» Your instructions
Each line containing the word "true" must be collected.

+++ Material provided +++

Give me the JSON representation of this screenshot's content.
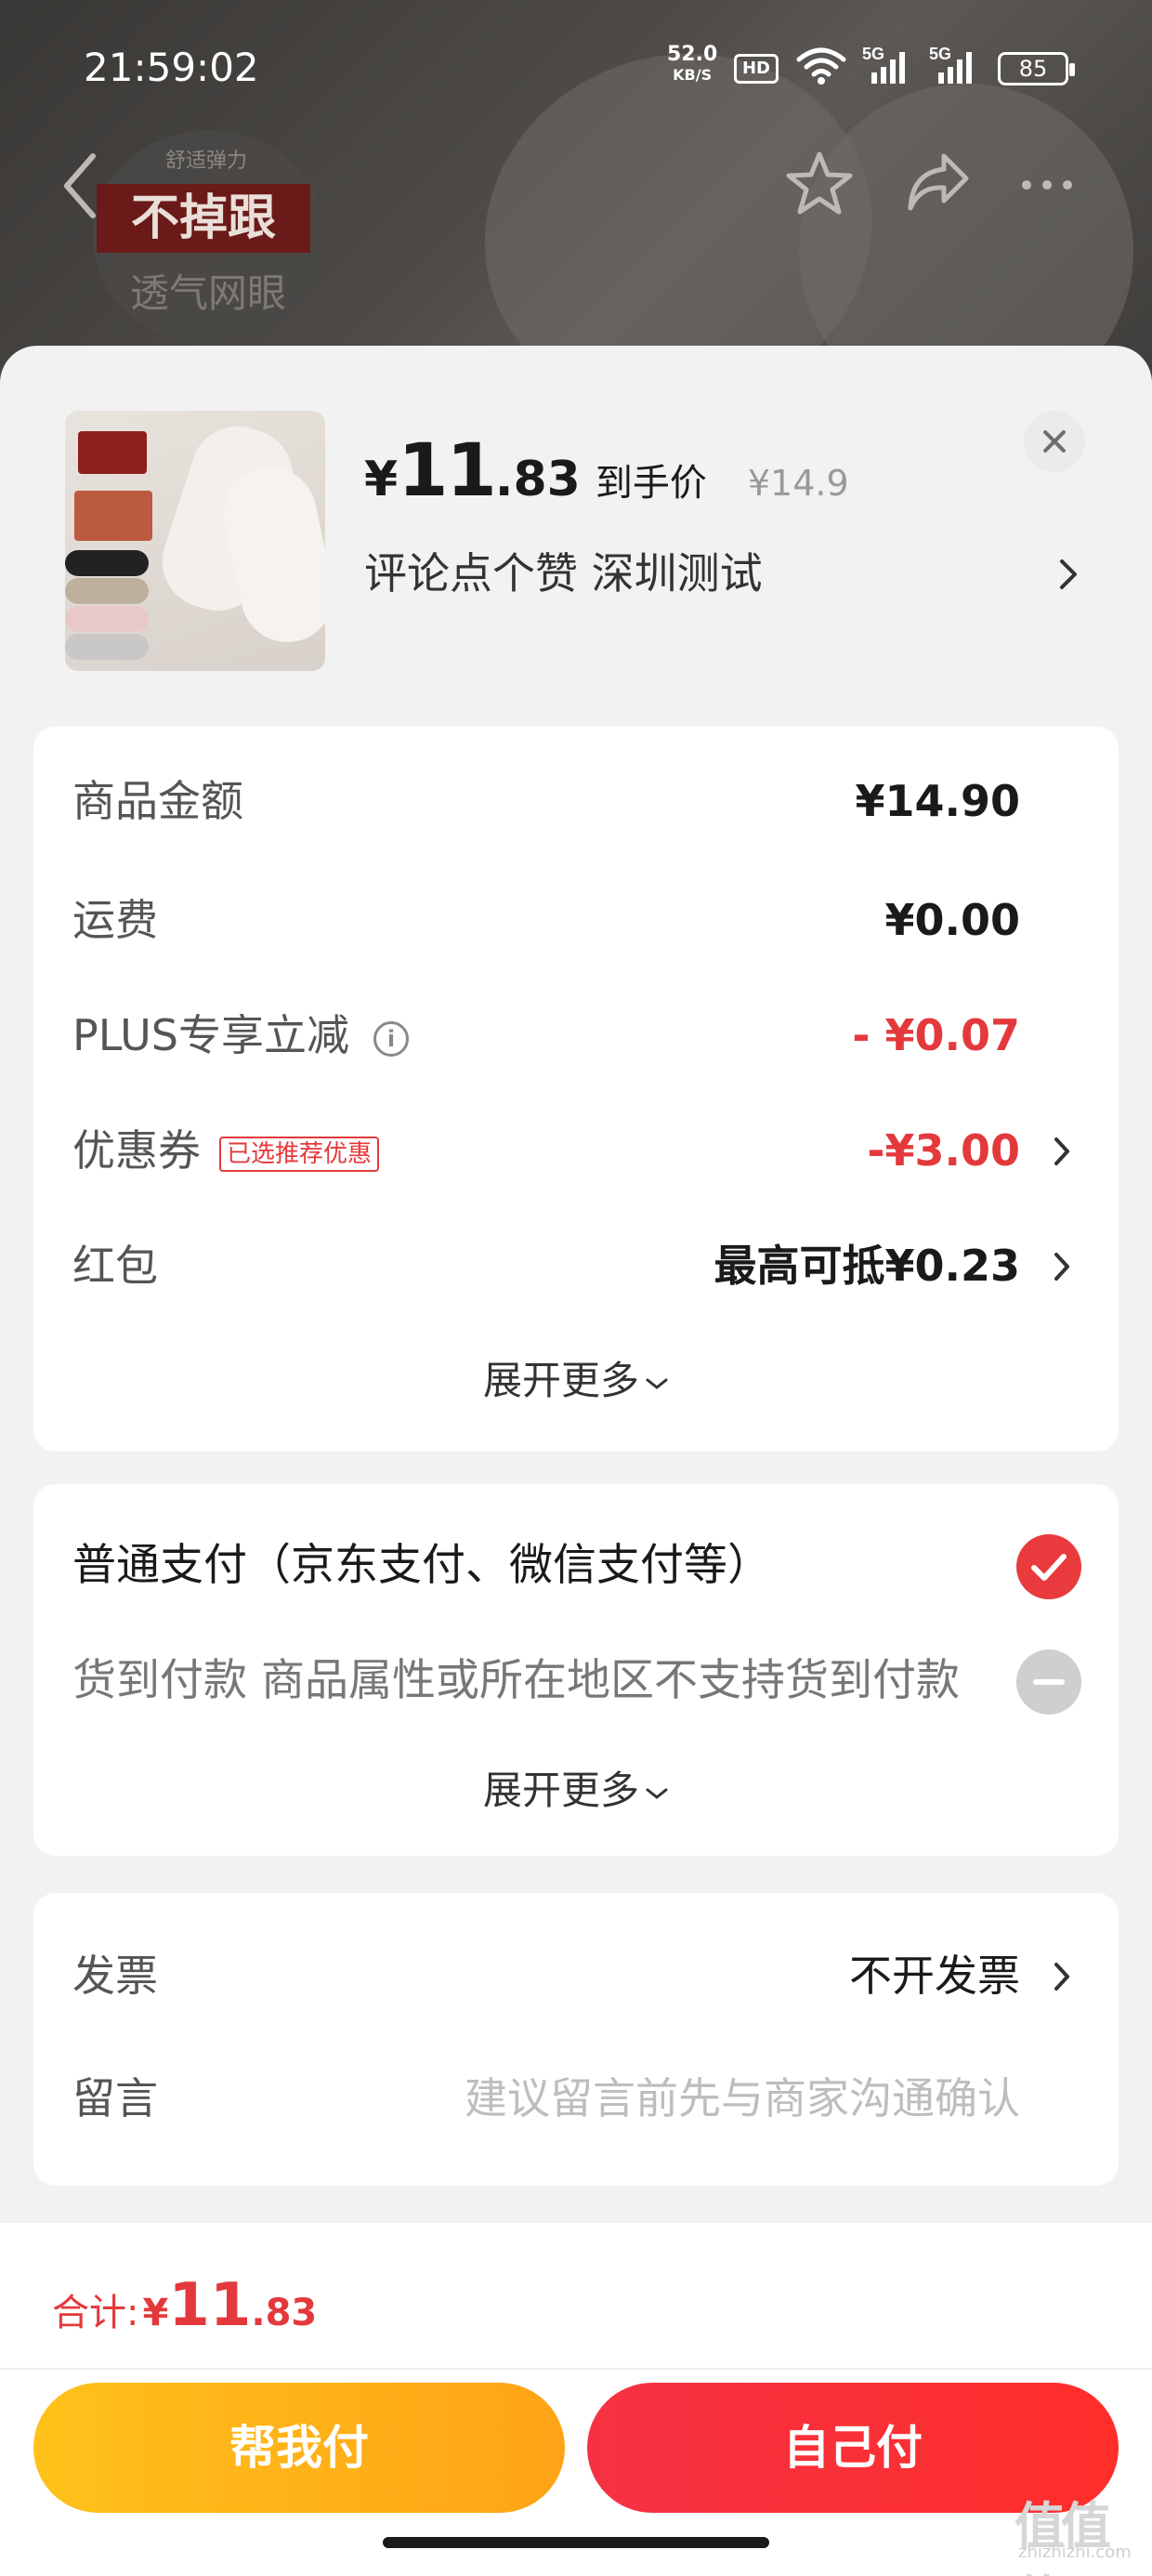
{
  "status_bar": {
    "time": "21:59:02",
    "speed_value": "52.0",
    "speed_unit": "KB/S",
    "hd_label": "HD",
    "network_1": "5G",
    "network_2": "5G",
    "battery": "85"
  },
  "background": {
    "promo_sub": "舒适弹力",
    "promo_main": "不掉跟",
    "promo_bottom": "透气网眼"
  },
  "product": {
    "price_symbol": "¥",
    "price_integer": "11",
    "price_decimal": ".83",
    "price_tag": "到手价",
    "original_price": "¥14.9",
    "spec": "评论点个赞  深圳测试"
  },
  "summary": {
    "rows": [
      {
        "label": "商品金额",
        "value": "¥14.90"
      },
      {
        "label": "运费",
        "value": "¥0.00"
      },
      {
        "label": "PLUS专享立减",
        "value": "- ¥0.07"
      },
      {
        "label": "优惠券",
        "badge": "已选推荐优惠",
        "value": "-¥3.00"
      },
      {
        "label": "红包",
        "value": "最高可抵¥0.23"
      }
    ],
    "expand_label": "展开更多"
  },
  "payment": {
    "options": [
      {
        "label": "普通支付（京东支付、微信支付等）",
        "selected": true
      },
      {
        "label": "货到付款 商品属性或所在地区不支持货到付款",
        "selected": false
      }
    ],
    "expand_label": "展开更多"
  },
  "extras": {
    "invoice_label": "发票",
    "invoice_value": "不开发票",
    "message_label": "留言",
    "message_placeholder": "建议留言前先与商家沟通确认"
  },
  "footer": {
    "total_label": "合计:",
    "total_symbol": "¥",
    "total_integer": "11",
    "total_decimal": ".83",
    "friend_pay_label": "帮我付",
    "self_pay_label": "自己付",
    "watermark": "值值值",
    "watermark_sub": "zhizhizhi.com"
  },
  "colors": {
    "accent_red": "#e4393c",
    "friend_button": "#ffb318",
    "self_button": "#f7303a"
  }
}
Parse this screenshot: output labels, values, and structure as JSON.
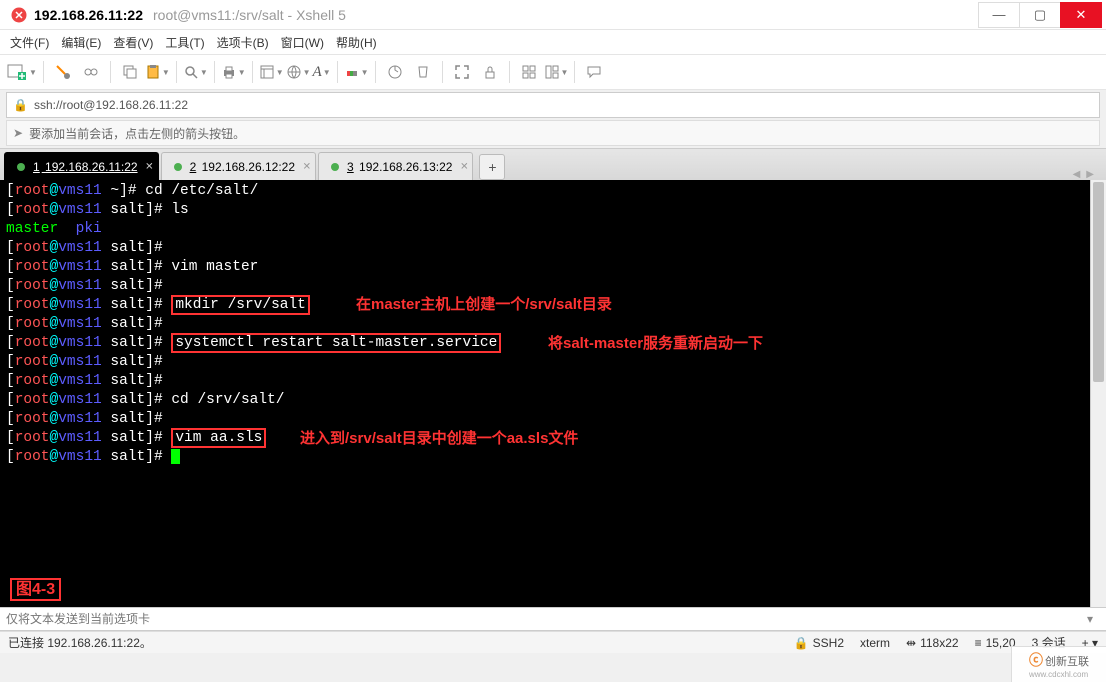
{
  "window": {
    "title_main": "192.168.26.11:22",
    "title_sub": "root@vms11:/srv/salt - Xshell 5"
  },
  "menu": {
    "file": "文件(F)",
    "edit": "编辑(E)",
    "view": "查看(V)",
    "tools": "工具(T)",
    "tabs": "选项卡(B)",
    "window": "窗口(W)",
    "help": "帮助(H)"
  },
  "address": {
    "url": "ssh://root@192.168.26.11:22"
  },
  "hint": {
    "text": "要添加当前会话，点击左侧的箭头按钮。"
  },
  "tabs": [
    {
      "index": "1",
      "label": "192.168.26.11:22",
      "active": true
    },
    {
      "index": "2",
      "label": "192.168.26.12:22",
      "active": false
    },
    {
      "index": "3",
      "label": "192.168.26.13:22",
      "active": false
    }
  ],
  "terminal": {
    "lines": [
      {
        "user": "root",
        "host": "vms11",
        "dir": "~",
        "cmd": "cd /etc/salt/"
      },
      {
        "user": "root",
        "host": "vms11",
        "dir": "salt",
        "cmd": "ls"
      },
      {
        "raw_ls": true,
        "file1": "master",
        "file2": "pki"
      },
      {
        "user": "root",
        "host": "vms11",
        "dir": "salt",
        "cmd": ""
      },
      {
        "user": "root",
        "host": "vms11",
        "dir": "salt",
        "cmd": "vim master"
      },
      {
        "user": "root",
        "host": "vms11",
        "dir": "salt",
        "cmd": ""
      },
      {
        "user": "root",
        "host": "vms11",
        "dir": "salt",
        "cmd": "mkdir /srv/salt",
        "boxed": true
      },
      {
        "user": "root",
        "host": "vms11",
        "dir": "salt",
        "cmd": ""
      },
      {
        "user": "root",
        "host": "vms11",
        "dir": "salt",
        "cmd": "systemctl restart salt-master.service",
        "boxed": true
      },
      {
        "user": "root",
        "host": "vms11",
        "dir": "salt",
        "cmd": ""
      },
      {
        "user": "root",
        "host": "vms11",
        "dir": "salt",
        "cmd": ""
      },
      {
        "user": "root",
        "host": "vms11",
        "dir": "salt",
        "cmd": "cd /srv/salt/"
      },
      {
        "user": "root",
        "host": "vms11",
        "dir": "salt",
        "cmd": ""
      },
      {
        "user": "root",
        "host": "vms11",
        "dir": "salt",
        "cmd": "vim aa.sls",
        "boxed": true
      },
      {
        "user": "root",
        "host": "vms11",
        "dir": "salt",
        "cmd": "",
        "cursor": true
      }
    ],
    "annotations": {
      "a1": "在master主机上创建一个/srv/salt目录",
      "a2": "将salt-master服务重新启动一下",
      "a3": "进入到/srv/salt目录中创建一个aa.sls文件"
    },
    "figlabel": "图4-3"
  },
  "sendbar": {
    "placeholder": "仅将文本发送到当前选项卡"
  },
  "status": {
    "conn": "已连接  192.168.26.11:22。",
    "ssh": "SSH2",
    "term": "xterm",
    "size": "118x22",
    "pos": "15,20",
    "sessions": "3 会话"
  },
  "watermark": {
    "brand": "创新互联",
    "sub": "www.cdcxhl.com"
  }
}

+++

» Solution for this task
        "selected": true
      "active": true
        "raw_ls": true,
        "boxed": true
        "boxed": true
        "boxed": true
        "cursor": true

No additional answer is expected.